● WHAT YOU ARE ASKED TO DO
Transcribe the records that follow, preserving every word.

━━━━━ SUPPLIED INFORMATION ━━━━━

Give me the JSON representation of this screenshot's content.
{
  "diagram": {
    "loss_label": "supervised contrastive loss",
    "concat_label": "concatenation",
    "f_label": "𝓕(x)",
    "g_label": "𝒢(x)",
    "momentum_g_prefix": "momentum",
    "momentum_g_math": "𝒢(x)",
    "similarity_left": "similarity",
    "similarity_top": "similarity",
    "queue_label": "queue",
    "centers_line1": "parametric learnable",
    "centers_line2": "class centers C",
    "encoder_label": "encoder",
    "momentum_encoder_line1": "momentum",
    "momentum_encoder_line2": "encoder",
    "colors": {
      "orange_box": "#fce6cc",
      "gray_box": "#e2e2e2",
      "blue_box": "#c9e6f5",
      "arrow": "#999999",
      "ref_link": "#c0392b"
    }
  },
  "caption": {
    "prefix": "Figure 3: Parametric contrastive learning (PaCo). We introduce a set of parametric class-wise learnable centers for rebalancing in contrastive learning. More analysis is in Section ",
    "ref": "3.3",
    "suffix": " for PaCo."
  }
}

━━━━━

● THE SOLUTION
Give me the JSON representation of this screenshot's content.
{
  "diagram": {
    "loss_label": "supervised contrastive loss",
    "concat_label": "concatenation",
    "f_label": "𝓕(x)",
    "g_label": "𝒢(x)",
    "momentum_g_prefix": "momentum",
    "momentum_g_math": "𝒢(x)",
    "similarity_left": "similarity",
    "similarity_top": "similarity",
    "queue_label": "queue",
    "centers_line1": "parametric learnable",
    "centers_line2": "class centers C",
    "encoder_label": "encoder",
    "momentum_encoder_line1": "momentum",
    "momentum_encoder_line2": "encoder",
    "colors": {
      "orange_box": "#fce6cc",
      "gray_box": "#e2e2e2",
      "blue_box": "#c9e6f5",
      "arrow": "#999999",
      "ref_link": "#c0392b"
    }
  },
  "caption": {
    "prefix": "Figure 3: Parametric contrastive learning (PaCo). We introduce a set of parametric class-wise learnable centers for rebalancing in contrastive learning. More analysis is in Section ",
    "ref": "3.3",
    "suffix": " for PaCo."
  }
}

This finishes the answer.